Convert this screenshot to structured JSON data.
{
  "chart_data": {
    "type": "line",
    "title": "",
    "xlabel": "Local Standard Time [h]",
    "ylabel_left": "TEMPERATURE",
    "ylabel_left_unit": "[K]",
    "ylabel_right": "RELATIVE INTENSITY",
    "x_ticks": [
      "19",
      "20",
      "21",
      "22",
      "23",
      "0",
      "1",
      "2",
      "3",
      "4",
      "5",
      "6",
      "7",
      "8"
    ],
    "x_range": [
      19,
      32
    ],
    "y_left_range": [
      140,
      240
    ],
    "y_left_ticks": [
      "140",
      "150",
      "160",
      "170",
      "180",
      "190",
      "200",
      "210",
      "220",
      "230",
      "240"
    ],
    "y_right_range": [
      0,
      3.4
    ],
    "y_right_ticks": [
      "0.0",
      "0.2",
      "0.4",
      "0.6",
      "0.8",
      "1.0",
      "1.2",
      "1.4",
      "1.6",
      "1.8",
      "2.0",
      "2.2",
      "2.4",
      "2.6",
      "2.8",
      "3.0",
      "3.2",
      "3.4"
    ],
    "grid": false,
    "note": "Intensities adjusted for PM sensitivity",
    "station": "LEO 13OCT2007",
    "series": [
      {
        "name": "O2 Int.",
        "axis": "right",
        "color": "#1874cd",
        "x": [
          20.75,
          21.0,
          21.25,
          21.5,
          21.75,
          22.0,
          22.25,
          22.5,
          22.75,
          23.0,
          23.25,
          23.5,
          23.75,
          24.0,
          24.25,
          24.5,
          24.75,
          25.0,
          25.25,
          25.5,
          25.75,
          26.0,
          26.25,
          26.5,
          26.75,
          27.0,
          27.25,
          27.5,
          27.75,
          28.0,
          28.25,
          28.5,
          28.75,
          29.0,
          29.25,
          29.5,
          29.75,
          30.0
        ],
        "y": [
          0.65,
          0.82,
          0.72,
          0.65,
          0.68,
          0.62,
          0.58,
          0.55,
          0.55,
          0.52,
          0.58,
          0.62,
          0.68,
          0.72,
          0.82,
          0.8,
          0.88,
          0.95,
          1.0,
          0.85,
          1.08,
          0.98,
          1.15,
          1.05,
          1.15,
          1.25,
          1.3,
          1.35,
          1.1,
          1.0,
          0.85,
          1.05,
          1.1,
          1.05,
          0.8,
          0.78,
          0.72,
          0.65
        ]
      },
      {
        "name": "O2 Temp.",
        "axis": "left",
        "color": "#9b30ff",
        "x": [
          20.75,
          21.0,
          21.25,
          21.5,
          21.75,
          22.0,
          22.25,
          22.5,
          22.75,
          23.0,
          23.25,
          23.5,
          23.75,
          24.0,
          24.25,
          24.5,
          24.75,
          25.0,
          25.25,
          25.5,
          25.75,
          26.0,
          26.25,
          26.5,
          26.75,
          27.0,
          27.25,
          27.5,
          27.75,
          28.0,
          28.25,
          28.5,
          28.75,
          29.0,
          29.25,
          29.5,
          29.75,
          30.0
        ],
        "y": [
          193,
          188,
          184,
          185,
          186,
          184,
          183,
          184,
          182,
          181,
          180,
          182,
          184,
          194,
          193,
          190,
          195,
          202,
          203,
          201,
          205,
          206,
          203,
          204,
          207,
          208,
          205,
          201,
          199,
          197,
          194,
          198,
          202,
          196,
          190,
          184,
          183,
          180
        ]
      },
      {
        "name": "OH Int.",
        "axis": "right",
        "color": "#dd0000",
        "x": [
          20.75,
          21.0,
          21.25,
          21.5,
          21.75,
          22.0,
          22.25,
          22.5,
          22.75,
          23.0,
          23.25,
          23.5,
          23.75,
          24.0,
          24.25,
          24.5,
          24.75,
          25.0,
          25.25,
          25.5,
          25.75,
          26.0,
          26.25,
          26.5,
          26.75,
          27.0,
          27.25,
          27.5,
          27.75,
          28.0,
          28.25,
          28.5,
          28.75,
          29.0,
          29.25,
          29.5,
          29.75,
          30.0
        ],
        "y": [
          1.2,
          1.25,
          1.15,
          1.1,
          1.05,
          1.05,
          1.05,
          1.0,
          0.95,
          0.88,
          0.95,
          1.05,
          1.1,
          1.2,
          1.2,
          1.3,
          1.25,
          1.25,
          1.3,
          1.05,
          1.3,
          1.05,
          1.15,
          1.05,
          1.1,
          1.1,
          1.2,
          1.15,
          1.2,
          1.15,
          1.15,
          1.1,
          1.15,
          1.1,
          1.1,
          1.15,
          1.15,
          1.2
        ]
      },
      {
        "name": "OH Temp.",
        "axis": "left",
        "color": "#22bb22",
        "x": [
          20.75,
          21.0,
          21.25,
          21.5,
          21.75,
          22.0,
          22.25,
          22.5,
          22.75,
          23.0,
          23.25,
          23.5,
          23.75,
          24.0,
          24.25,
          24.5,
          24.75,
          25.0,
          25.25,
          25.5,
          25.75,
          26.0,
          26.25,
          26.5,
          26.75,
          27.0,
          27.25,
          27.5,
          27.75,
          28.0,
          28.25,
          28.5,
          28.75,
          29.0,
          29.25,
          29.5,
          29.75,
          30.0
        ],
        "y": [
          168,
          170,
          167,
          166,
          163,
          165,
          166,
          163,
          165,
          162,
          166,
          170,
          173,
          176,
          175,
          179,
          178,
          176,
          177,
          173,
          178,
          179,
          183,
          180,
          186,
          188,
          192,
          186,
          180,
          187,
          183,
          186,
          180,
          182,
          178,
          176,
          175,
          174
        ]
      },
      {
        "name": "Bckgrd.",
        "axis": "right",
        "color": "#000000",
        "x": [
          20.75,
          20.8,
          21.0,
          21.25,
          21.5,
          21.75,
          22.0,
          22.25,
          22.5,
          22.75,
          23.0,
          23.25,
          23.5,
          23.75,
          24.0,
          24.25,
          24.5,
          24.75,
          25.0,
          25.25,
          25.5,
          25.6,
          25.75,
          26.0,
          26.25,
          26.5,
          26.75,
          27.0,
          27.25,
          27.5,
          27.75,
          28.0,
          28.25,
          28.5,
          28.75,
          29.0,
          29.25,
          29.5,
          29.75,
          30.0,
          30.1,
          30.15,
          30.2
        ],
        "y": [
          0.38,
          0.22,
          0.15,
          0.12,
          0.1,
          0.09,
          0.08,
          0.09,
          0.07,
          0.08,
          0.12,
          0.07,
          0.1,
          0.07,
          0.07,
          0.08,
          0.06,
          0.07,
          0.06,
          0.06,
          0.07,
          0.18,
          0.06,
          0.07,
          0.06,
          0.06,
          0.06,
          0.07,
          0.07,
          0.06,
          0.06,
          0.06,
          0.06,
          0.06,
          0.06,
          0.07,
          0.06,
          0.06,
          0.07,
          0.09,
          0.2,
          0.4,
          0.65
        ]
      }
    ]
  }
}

*Stated exercise:*
Repeat the material above in full, exactly as it stands.

*Output for this task:*
Convert this screenshot to structured JSON data.
{
  "chart_data": {
    "type": "line",
    "title": "",
    "xlabel": "Local Standard Time [h]",
    "ylabel_left": "TEMPERATURE",
    "ylabel_left_unit": "[K]",
    "ylabel_right": "RELATIVE INTENSITY",
    "x_ticks": [
      "19",
      "20",
      "21",
      "22",
      "23",
      "0",
      "1",
      "2",
      "3",
      "4",
      "5",
      "6",
      "7",
      "8"
    ],
    "x_range": [
      19,
      32
    ],
    "y_left_range": [
      140,
      240
    ],
    "y_left_ticks": [
      "140",
      "150",
      "160",
      "170",
      "180",
      "190",
      "200",
      "210",
      "220",
      "230",
      "240"
    ],
    "y_right_range": [
      0,
      3.4
    ],
    "y_right_ticks": [
      "0.0",
      "0.2",
      "0.4",
      "0.6",
      "0.8",
      "1.0",
      "1.2",
      "1.4",
      "1.6",
      "1.8",
      "2.0",
      "2.2",
      "2.4",
      "2.6",
      "2.8",
      "3.0",
      "3.2",
      "3.4"
    ],
    "grid": false,
    "note": "Intensities adjusted for PM sensitivity",
    "station": "LEO 13OCT2007",
    "series": [
      {
        "name": "O2 Int.",
        "axis": "right",
        "color": "#1874cd",
        "x": [
          20.75,
          21.0,
          21.25,
          21.5,
          21.75,
          22.0,
          22.25,
          22.5,
          22.75,
          23.0,
          23.25,
          23.5,
          23.75,
          24.0,
          24.25,
          24.5,
          24.75,
          25.0,
          25.25,
          25.5,
          25.75,
          26.0,
          26.25,
          26.5,
          26.75,
          27.0,
          27.25,
          27.5,
          27.75,
          28.0,
          28.25,
          28.5,
          28.75,
          29.0,
          29.25,
          29.5,
          29.75,
          30.0
        ],
        "y": [
          0.65,
          0.82,
          0.72,
          0.65,
          0.68,
          0.62,
          0.58,
          0.55,
          0.55,
          0.52,
          0.58,
          0.62,
          0.68,
          0.72,
          0.82,
          0.8,
          0.88,
          0.95,
          1.0,
          0.85,
          1.08,
          0.98,
          1.15,
          1.05,
          1.15,
          1.25,
          1.3,
          1.35,
          1.1,
          1.0,
          0.85,
          1.05,
          1.1,
          1.05,
          0.8,
          0.78,
          0.72,
          0.65
        ]
      },
      {
        "name": "O2 Temp.",
        "axis": "left",
        "color": "#9b30ff",
        "x": [
          20.75,
          21.0,
          21.25,
          21.5,
          21.75,
          22.0,
          22.25,
          22.5,
          22.75,
          23.0,
          23.25,
          23.5,
          23.75,
          24.0,
          24.25,
          24.5,
          24.75,
          25.0,
          25.25,
          25.5,
          25.75,
          26.0,
          26.25,
          26.5,
          26.75,
          27.0,
          27.25,
          27.5,
          27.75,
          28.0,
          28.25,
          28.5,
          28.75,
          29.0,
          29.25,
          29.5,
          29.75,
          30.0
        ],
        "y": [
          193,
          188,
          184,
          185,
          186,
          184,
          183,
          184,
          182,
          181,
          180,
          182,
          184,
          194,
          193,
          190,
          195,
          202,
          203,
          201,
          205,
          206,
          203,
          204,
          207,
          208,
          205,
          201,
          199,
          197,
          194,
          198,
          202,
          196,
          190,
          184,
          183,
          180
        ]
      },
      {
        "name": "OH Int.",
        "axis": "right",
        "color": "#dd0000",
        "x": [
          20.75,
          21.0,
          21.25,
          21.5,
          21.75,
          22.0,
          22.25,
          22.5,
          22.75,
          23.0,
          23.25,
          23.5,
          23.75,
          24.0,
          24.25,
          24.5,
          24.75,
          25.0,
          25.25,
          25.5,
          25.75,
          26.0,
          26.25,
          26.5,
          26.75,
          27.0,
          27.25,
          27.5,
          27.75,
          28.0,
          28.25,
          28.5,
          28.75,
          29.0,
          29.25,
          29.5,
          29.75,
          30.0
        ],
        "y": [
          1.2,
          1.25,
          1.15,
          1.1,
          1.05,
          1.05,
          1.05,
          1.0,
          0.95,
          0.88,
          0.95,
          1.05,
          1.1,
          1.2,
          1.2,
          1.3,
          1.25,
          1.25,
          1.3,
          1.05,
          1.3,
          1.05,
          1.15,
          1.05,
          1.1,
          1.1,
          1.2,
          1.15,
          1.2,
          1.15,
          1.15,
          1.1,
          1.15,
          1.1,
          1.1,
          1.15,
          1.15,
          1.2
        ]
      },
      {
        "name": "OH Temp.",
        "axis": "left",
        "color": "#22bb22",
        "x": [
          20.75,
          21.0,
          21.25,
          21.5,
          21.75,
          22.0,
          22.25,
          22.5,
          22.75,
          23.0,
          23.25,
          23.5,
          23.75,
          24.0,
          24.25,
          24.5,
          24.75,
          25.0,
          25.25,
          25.5,
          25.75,
          26.0,
          26.25,
          26.5,
          26.75,
          27.0,
          27.25,
          27.5,
          27.75,
          28.0,
          28.25,
          28.5,
          28.75,
          29.0,
          29.25,
          29.5,
          29.75,
          30.0
        ],
        "y": [
          168,
          170,
          167,
          166,
          163,
          165,
          166,
          163,
          165,
          162,
          166,
          170,
          173,
          176,
          175,
          179,
          178,
          176,
          177,
          173,
          178,
          179,
          183,
          180,
          186,
          188,
          192,
          186,
          180,
          187,
          183,
          186,
          180,
          182,
          178,
          176,
          175,
          174
        ]
      },
      {
        "name": "Bckgrd.",
        "axis": "right",
        "color": "#000000",
        "x": [
          20.75,
          20.8,
          21.0,
          21.25,
          21.5,
          21.75,
          22.0,
          22.25,
          22.5,
          22.75,
          23.0,
          23.25,
          23.5,
          23.75,
          24.0,
          24.25,
          24.5,
          24.75,
          25.0,
          25.25,
          25.5,
          25.6,
          25.75,
          26.0,
          26.25,
          26.5,
          26.75,
          27.0,
          27.25,
          27.5,
          27.75,
          28.0,
          28.25,
          28.5,
          28.75,
          29.0,
          29.25,
          29.5,
          29.75,
          30.0,
          30.1,
          30.15,
          30.2
        ],
        "y": [
          0.38,
          0.22,
          0.15,
          0.12,
          0.1,
          0.09,
          0.08,
          0.09,
          0.07,
          0.08,
          0.12,
          0.07,
          0.1,
          0.07,
          0.07,
          0.08,
          0.06,
          0.07,
          0.06,
          0.06,
          0.07,
          0.18,
          0.06,
          0.07,
          0.06,
          0.06,
          0.06,
          0.07,
          0.07,
          0.06,
          0.06,
          0.06,
          0.06,
          0.06,
          0.06,
          0.07,
          0.06,
          0.06,
          0.07,
          0.09,
          0.2,
          0.4,
          0.65
        ]
      }
    ]
  }
}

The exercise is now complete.